*Exercise goal:* Search the material for the word "document" and report each line where it turns up.
** begin Exercise inputs **
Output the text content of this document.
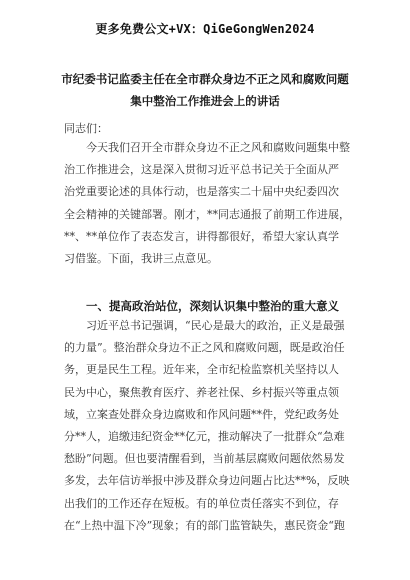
更多免费公文+VX：QiGeGongWen2024
市纪委书记监委主任在全市群众身边不正之风和腐败问题
集中整治工作推进会上的讲话
同志们：
今天我们召开全市群众身边不正之风和腐败问题集中整
治工作推进会，这是深入贯彻习近平总书记关于全面从严
治党重要论述的具体行动，也是落实二十届中央纪委四次
全会精神的关键部署。刚才，**同志通报了前期工作进展，
**、**单位作了表态发言，讲得都很好，希望大家认真学
习借鉴。下面，我讲三点意见。
一、提高政治站位，深刻认识集中整治的重大意义
习近平总书记强调，“民心是最大的政治，正义是最强
的力量”。整治群众身边不正之风和腐败问题，既是政治任
务，更是民生工程。近年来，全市纪检监察机关坚持以人
民为中心，聚焦教育医疗、养老社保、乡村振兴等重点领
域，立案查处群众身边腐败和作风问题**件，党纪政务处
分**人，追缴违纪资金**亿元，推动解决了一批群众“急难
愁盼”问题。但也要清醒看到，当前基层腐败问题依然易发
多发，去年信访举报中涉及群众身边问题占比达**%，反映
出我们的工作还存在短板。有的单位责任落实不到位，存
在“上热中温下冷”现象；有的部门监管缺失，惠民资金“跑
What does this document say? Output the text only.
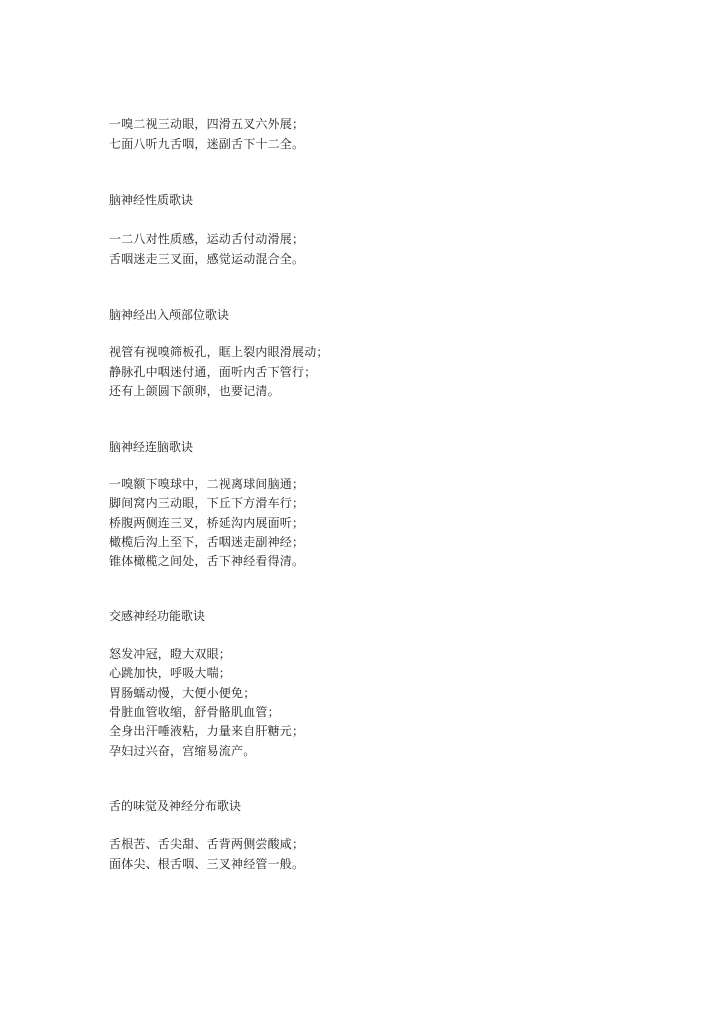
一嗅二视三动眼，四滑五叉六外展；
七面八听九舌咽，迷副舌下十二全。
脑神经性质歌诀
一二八对性质感，运动舌付动滑展；
舌咽迷走三叉面，感觉运动混合全。
脑神经出入颅部位歌诀
视管有视嗅筛板孔，眶上裂内眼滑展动；
静脉孔中咽迷付通，面听内舌下管行；
还有上颌圆下颌卵，也要记清。
脑神经连脑歌诀
一嗅额下嗅球中，二视离球间脑通；
脚间窝内三动眼，下丘下方滑车行；
桥腹两侧连三叉，桥延沟内展面听；
橄榄后沟上至下，舌咽迷走副神经；
锥体橄榄之间处，舌下神经看得清。
交感神经功能歌诀
怒发冲冠，瞪大双眼；
心跳加快，呼吸大喘；
胃肠蠕动慢，大便小便免；
骨脏血管收缩，舒骨骼肌血管；
全身出汗唾液粘，力量来自肝糖元；
孕妇过兴奋，宫缩易流产。
舌的味觉及神经分布歌诀
舌根苦、舌尖甜、舌背两侧尝酸咸；
面体尖、根舌咽、三叉神经管一般。
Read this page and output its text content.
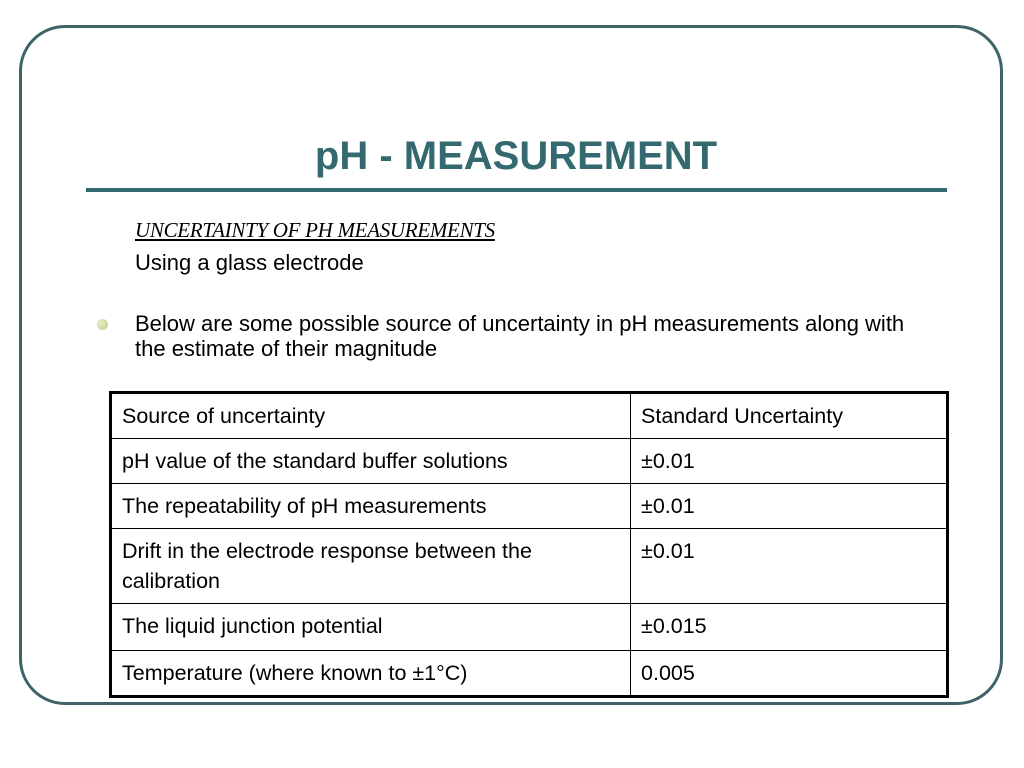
pH - MEASUREMENT
UNCERTAINTY OF PH MEASUREMENTS
Using a glass electrode
Below are some possible source of uncertainty in pH measurements along with the estimate of their magnitude
Source of uncertainty	Standard Uncertainty
pH value of the standard buffer solutions	±0.01
The repeatability of pH measurements	±0.01
Drift in the electrode response between the calibration	±0.01
The liquid junction potential	±0.015
Temperature (where known to ±1°C)	0.005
** end Exercise inputs **
*Written response:*
Output the text content of this document.
What does this document say? Output the text only.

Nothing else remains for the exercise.